**Source:**

The 11th Lo Nuestro Awards ceremony, presented by Univision honoring the best Latin music of 1998 and 1999 took place on May 6, 1999, at a live presentation held at the James L. Knight Center in Miami, Florida. The ceremony was broadcast in the United States and Latin America by Univision.

During the ceremony, nineteen categories were presented. Winners were announced at the live event and included Puerto-Rican American singer Elvis Crespo receiving five competitive awards. Other multiple winners were Mexican singer-songwriter Pepe Aguilar with three wins, fellow Mexican band Maná and Colombian performer Shakira with two awards each. Aguilar earned the award for Regional Mexican Album of the Year, Crespo won for Tropical/Salsa Album of the Year, and the Pop Album of the Year was presented as a tie between Maná and Shakira. A special tribute was given to Mexican singer Pedro Fernández and the Excellence Award was received by Mexican group Los Tigres del Norte.

Background 
In 1989, the Lo Nuestro Awards were established by Univision, to recognize the most talented performers of Latin music. The nominees and winners were selected by a voting poll conducted among program directors of Spanish-language radio stations in the United States and the results were tabulated and certified by the accounting firm Arthur Andersen. The categories included are for the Pop, Tropical/Salsa, Regional Mexican and Music Video. The trophy awarded is shaped like a treble clef. The 11th Lo Nuestro Awards ceremony was held on May 7, 1999, in a live presentation held at the James L. Knight Center in Miami, Florida. The ceremony was broadcast in the United States and Latin America by Univision.

Winners and nominees 

Winners were announced before the live audience during the ceremony. Puerto-Rican American singer Elvis Crespo was the most nominated performer, with six nominations which resulted in five wins which included Tropical/Salsa Male Performer, Album of the Year, Song of the Year, Best New Artist and Group or Duo of the Year (shared with Milly Quezada). Mexican singer-songwriter Pepe Aguilar dominated the Regional/Mexican field winning three awards including Male Artist, Album of the Year and Song of the Year.

**Material:**
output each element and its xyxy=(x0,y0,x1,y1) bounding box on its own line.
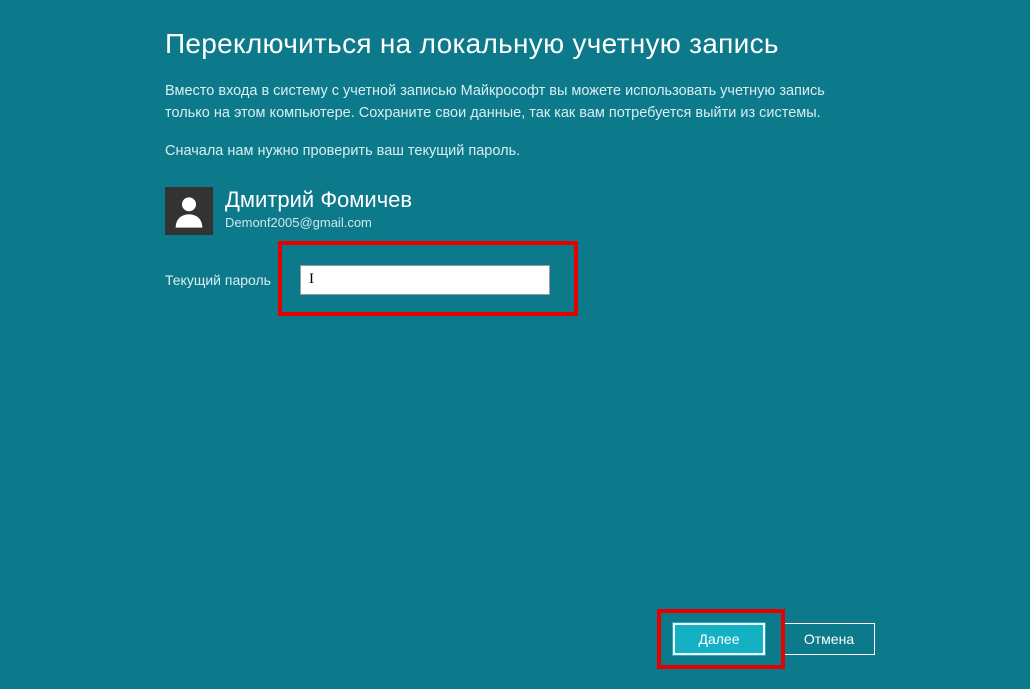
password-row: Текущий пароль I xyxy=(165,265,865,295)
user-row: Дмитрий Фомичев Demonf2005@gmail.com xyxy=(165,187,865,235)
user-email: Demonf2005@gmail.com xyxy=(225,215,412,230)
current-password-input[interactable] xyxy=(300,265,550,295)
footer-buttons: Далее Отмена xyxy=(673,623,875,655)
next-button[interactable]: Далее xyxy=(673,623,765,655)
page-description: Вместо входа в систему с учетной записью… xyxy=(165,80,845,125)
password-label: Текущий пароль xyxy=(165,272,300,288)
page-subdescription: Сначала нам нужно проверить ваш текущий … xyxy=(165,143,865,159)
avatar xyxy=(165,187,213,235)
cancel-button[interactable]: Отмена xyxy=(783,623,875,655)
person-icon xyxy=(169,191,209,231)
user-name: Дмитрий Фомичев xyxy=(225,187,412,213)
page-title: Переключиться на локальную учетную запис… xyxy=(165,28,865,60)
* * *
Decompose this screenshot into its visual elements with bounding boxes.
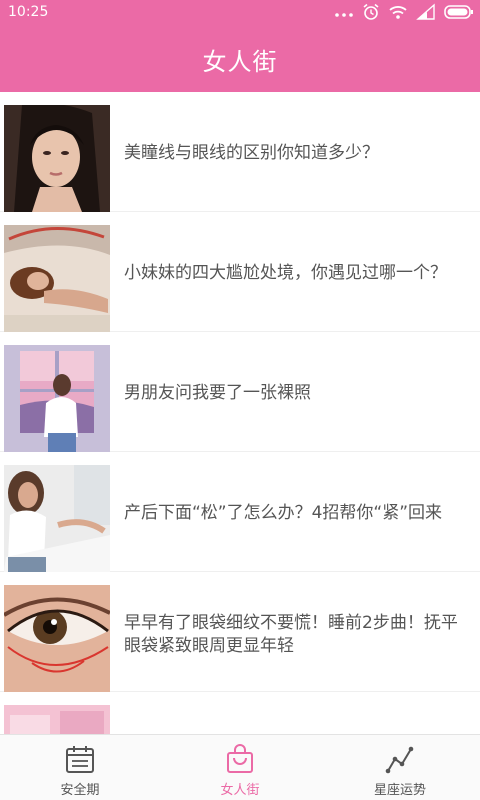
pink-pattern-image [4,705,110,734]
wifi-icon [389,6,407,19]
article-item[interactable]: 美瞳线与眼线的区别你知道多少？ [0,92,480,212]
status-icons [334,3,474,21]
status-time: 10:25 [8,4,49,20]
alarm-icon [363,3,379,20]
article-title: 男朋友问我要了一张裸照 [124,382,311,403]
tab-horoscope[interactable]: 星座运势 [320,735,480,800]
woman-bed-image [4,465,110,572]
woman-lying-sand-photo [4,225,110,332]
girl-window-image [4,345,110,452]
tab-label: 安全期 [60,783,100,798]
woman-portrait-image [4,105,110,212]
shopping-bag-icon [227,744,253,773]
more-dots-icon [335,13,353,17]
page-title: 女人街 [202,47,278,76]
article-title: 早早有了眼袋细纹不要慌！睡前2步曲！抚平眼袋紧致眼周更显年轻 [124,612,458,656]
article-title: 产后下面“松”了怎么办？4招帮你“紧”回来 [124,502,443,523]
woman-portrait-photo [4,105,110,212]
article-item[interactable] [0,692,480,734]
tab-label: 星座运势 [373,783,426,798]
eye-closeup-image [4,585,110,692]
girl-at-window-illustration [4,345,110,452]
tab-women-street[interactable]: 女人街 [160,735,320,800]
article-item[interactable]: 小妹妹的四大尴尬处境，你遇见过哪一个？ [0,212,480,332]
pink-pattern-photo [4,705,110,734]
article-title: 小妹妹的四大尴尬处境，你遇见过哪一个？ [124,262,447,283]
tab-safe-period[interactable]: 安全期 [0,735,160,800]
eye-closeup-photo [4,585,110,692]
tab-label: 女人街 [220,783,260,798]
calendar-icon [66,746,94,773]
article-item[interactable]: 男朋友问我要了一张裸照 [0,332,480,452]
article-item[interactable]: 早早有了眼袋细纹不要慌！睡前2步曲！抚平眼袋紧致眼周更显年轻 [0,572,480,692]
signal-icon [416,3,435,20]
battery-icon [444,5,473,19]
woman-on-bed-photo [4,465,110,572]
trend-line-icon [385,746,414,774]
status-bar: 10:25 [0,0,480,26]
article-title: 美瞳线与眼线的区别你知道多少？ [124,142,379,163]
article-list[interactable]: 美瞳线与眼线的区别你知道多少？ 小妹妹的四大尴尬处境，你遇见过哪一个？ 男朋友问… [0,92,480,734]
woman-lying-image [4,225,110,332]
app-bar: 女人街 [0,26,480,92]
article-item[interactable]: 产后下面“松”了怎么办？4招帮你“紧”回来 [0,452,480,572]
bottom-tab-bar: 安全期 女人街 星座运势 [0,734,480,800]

**Exercise set:**
A - Using the text on the 11th Lo Nuestro Awards, state whether each statement agrees with it, answering yes or no and quoting the deciding words: (i) Elvis Crespo received five competitive awards; (ii) the trophy awarded is shaped like a microphone; (iii) the voting results were tabulated and certified by an accounting firm.
B - According to the text on the 11th Lo Nuestro Awards, who received the Excellence Award?

**Solutions below:**
A -
(i) Yes: "Elvis Crespo receiving five competitive awards"
(ii) No: "The trophy awarded is shaped like a treble clef."
(iii) Yes: "the results were tabulated and certified by the accounting firm Arthur Andersen"

B - The Mexican group Los Tigres del Norte received the Excellence Award.